WHAT IS BEING ASKED:
Please transcribe the records precisely; pictures stay out of your copy.
── DATA TO USE ──
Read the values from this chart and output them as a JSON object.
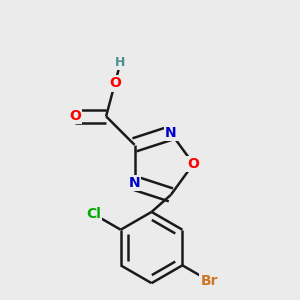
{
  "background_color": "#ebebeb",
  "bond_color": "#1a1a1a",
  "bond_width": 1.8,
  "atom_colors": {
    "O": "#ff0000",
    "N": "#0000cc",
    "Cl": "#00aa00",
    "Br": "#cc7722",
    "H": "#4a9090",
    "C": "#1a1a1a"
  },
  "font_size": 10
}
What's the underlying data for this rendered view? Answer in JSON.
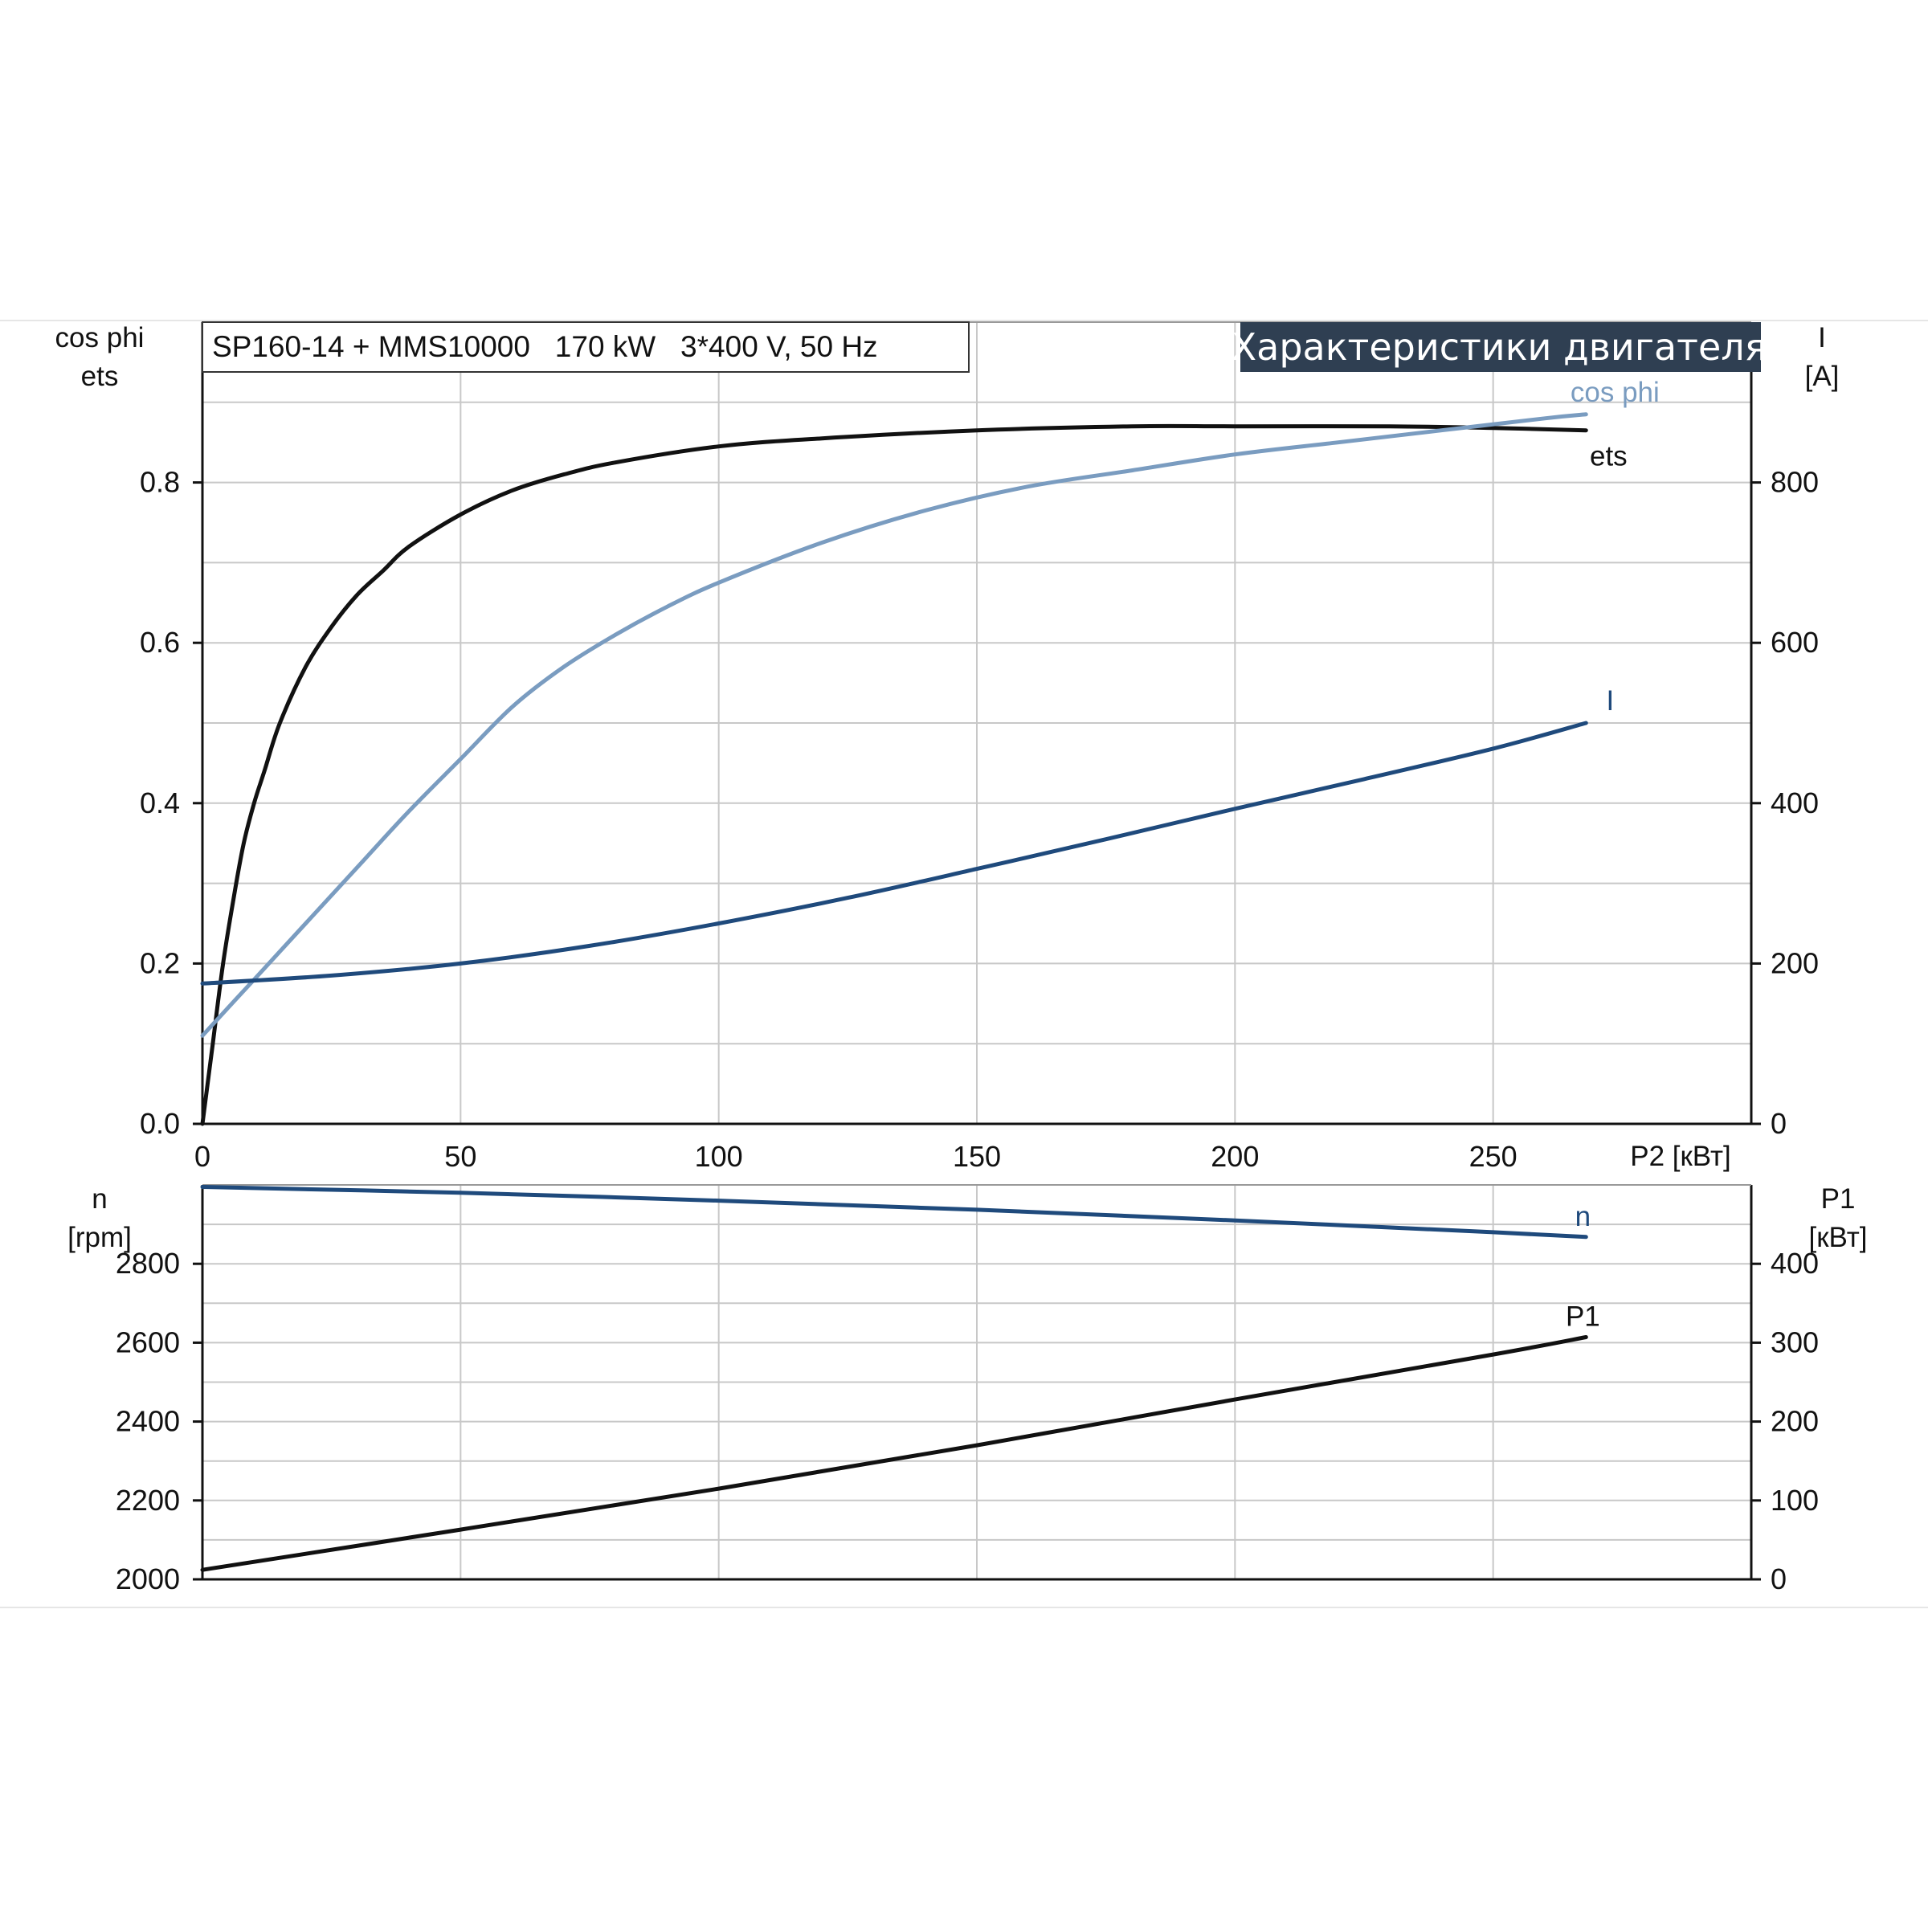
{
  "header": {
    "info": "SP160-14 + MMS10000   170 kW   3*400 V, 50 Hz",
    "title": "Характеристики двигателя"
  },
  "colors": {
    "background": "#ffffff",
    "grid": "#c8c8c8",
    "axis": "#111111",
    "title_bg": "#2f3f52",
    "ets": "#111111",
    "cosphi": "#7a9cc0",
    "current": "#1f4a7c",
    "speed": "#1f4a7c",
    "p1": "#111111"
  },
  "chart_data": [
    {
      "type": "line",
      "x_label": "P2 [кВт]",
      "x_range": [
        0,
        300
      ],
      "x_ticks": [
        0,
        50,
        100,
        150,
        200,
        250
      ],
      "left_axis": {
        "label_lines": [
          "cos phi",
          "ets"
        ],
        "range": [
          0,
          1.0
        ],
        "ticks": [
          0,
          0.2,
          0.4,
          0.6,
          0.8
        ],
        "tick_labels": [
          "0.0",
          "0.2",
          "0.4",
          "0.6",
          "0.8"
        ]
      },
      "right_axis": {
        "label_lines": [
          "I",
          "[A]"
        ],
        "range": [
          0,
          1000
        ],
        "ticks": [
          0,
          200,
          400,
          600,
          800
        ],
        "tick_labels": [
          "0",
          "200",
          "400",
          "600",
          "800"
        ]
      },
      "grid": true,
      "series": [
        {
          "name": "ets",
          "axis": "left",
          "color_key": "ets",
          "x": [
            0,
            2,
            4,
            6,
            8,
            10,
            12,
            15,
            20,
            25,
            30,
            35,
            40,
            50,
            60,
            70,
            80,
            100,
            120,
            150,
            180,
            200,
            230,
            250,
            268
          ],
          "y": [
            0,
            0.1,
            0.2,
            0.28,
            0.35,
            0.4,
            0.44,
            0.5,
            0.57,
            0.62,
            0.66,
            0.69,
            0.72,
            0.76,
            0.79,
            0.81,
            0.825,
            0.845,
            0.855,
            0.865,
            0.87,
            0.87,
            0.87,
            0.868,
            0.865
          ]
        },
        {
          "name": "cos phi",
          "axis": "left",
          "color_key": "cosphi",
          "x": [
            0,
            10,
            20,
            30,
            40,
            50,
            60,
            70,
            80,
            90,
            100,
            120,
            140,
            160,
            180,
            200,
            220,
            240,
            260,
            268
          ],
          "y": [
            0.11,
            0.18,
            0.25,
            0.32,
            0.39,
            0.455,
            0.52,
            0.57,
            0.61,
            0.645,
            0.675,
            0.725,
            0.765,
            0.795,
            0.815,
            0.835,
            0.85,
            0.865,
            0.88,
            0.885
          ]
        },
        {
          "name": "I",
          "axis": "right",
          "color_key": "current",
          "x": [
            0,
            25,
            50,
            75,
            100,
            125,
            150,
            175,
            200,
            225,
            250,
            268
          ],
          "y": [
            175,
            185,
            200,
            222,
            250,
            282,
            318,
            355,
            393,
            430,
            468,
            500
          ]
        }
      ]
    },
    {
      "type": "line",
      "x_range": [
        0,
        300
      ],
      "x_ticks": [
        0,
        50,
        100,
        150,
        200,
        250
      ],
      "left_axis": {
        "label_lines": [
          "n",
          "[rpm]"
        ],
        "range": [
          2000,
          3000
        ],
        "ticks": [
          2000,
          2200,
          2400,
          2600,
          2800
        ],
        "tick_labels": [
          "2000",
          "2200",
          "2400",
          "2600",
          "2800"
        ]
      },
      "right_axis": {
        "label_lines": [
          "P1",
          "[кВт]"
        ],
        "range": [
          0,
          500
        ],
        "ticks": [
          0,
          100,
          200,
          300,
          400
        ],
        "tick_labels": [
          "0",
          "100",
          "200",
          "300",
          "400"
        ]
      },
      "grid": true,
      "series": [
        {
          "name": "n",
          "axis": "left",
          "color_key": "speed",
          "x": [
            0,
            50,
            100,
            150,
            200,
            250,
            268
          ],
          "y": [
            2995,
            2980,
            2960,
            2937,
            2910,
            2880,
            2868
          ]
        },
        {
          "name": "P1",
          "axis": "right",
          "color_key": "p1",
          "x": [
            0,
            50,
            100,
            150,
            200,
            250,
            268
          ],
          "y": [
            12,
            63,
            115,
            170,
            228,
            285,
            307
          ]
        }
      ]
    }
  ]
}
───
IN RESPONSE:
Read the values from this chart and output them as a JSON object.
{
  "background_color": "#ebebeb",
  "bond_color": "#1a1a1a",
  "bond_width": 1.8,
  "atom_colors": {
    "O": "#ff0000",
    "N": "#0000cc",
    "Cl": "#00aa00",
    "Br": "#cc7722",
    "H": "#4a9090",
    "C": "#1a1a1a"
  },
  "font_size": 10
}
What's the underlying data for this rendered view? Answer in JSON.
{
  "header": {
    "info": "SP160-14 + MMS10000   170 kW   3*400 V, 50 Hz",
    "title": "Характеристики двигателя"
  },
  "colors": {
    "background": "#ffffff",
    "grid": "#c8c8c8",
    "axis": "#111111",
    "title_bg": "#2f3f52",
    "ets": "#111111",
    "cosphi": "#7a9cc0",
    "current": "#1f4a7c",
    "speed": "#1f4a7c",
    "p1": "#111111"
  },
  "chart_data": [
    {
      "type": "line",
      "x_label": "P2 [кВт]",
      "x_range": [
        0,
        300
      ],
      "x_ticks": [
        0,
        50,
        100,
        150,
        200,
        250
      ],
      "left_axis": {
        "label_lines": [
          "cos phi",
          "ets"
        ],
        "range": [
          0,
          1.0
        ],
        "ticks": [
          0,
          0.2,
          0.4,
          0.6,
          0.8
        ],
        "tick_labels": [
          "0.0",
          "0.2",
          "0.4",
          "0.6",
          "0.8"
        ]
      },
      "right_axis": {
        "label_lines": [
          "I",
          "[A]"
        ],
        "range": [
          0,
          1000
        ],
        "ticks": [
          0,
          200,
          400,
          600,
          800
        ],
        "tick_labels": [
          "0",
          "200",
          "400",
          "600",
          "800"
        ]
      },
      "grid": true,
      "series": [
        {
          "name": "ets",
          "axis": "left",
          "color_key": "ets",
          "x": [
            0,
            2,
            4,
            6,
            8,
            10,
            12,
            15,
            20,
            25,
            30,
            35,
            40,
            50,
            60,
            70,
            80,
            100,
            120,
            150,
            180,
            200,
            230,
            250,
            268
          ],
          "y": [
            0,
            0.1,
            0.2,
            0.28,
            0.35,
            0.4,
            0.44,
            0.5,
            0.57,
            0.62,
            0.66,
            0.69,
            0.72,
            0.76,
            0.79,
            0.81,
            0.825,
            0.845,
            0.855,
            0.865,
            0.87,
            0.87,
            0.87,
            0.868,
            0.865
          ]
        },
        {
          "name": "cos phi",
          "axis": "left",
          "color_key": "cosphi",
          "x": [
            0,
            10,
            20,
            30,
            40,
            50,
            60,
            70,
            80,
            90,
            100,
            120,
            140,
            160,
            180,
            200,
            220,
            240,
            260,
            268
          ],
          "y": [
            0.11,
            0.18,
            0.25,
            0.32,
            0.39,
            0.455,
            0.52,
            0.57,
            0.61,
            0.645,
            0.675,
            0.725,
            0.765,
            0.795,
            0.815,
            0.835,
            0.85,
            0.865,
            0.88,
            0.885
          ]
        },
        {
          "name": "I",
          "axis": "right",
          "color_key": "current",
          "x": [
            0,
            25,
            50,
            75,
            100,
            125,
            150,
            175,
            200,
            225,
            250,
            268
          ],
          "y": [
            175,
            185,
            200,
            222,
            250,
            282,
            318,
            355,
            393,
            430,
            468,
            500
          ]
        }
      ]
    },
    {
      "type": "line",
      "x_range": [
        0,
        300
      ],
      "x_ticks": [
        0,
        50,
        100,
        150,
        200,
        250
      ],
      "left_axis": {
        "label_lines": [
          "n",
          "[rpm]"
        ],
        "range": [
          2000,
          3000
        ],
        "ticks": [
          2000,
          2200,
          2400,
          2600,
          2800
        ],
        "tick_labels": [
          "2000",
          "2200",
          "2400",
          "2600",
          "2800"
        ]
      },
      "right_axis": {
        "label_lines": [
          "P1",
          "[кВт]"
        ],
        "range": [
          0,
          500
        ],
        "ticks": [
          0,
          100,
          200,
          300,
          400
        ],
        "tick_labels": [
          "0",
          "100",
          "200",
          "300",
          "400"
        ]
      },
      "grid": true,
      "series": [
        {
          "name": "n",
          "axis": "left",
          "color_key": "speed",
          "x": [
            0,
            50,
            100,
            150,
            200,
            250,
            268
          ],
          "y": [
            2995,
            2980,
            2960,
            2937,
            2910,
            2880,
            2868
          ]
        },
        {
          "name": "P1",
          "axis": "right",
          "color_key": "p1",
          "x": [
            0,
            50,
            100,
            150,
            200,
            250,
            268
          ],
          "y": [
            12,
            63,
            115,
            170,
            228,
            285,
            307
          ]
        }
      ]
    }
  ]
}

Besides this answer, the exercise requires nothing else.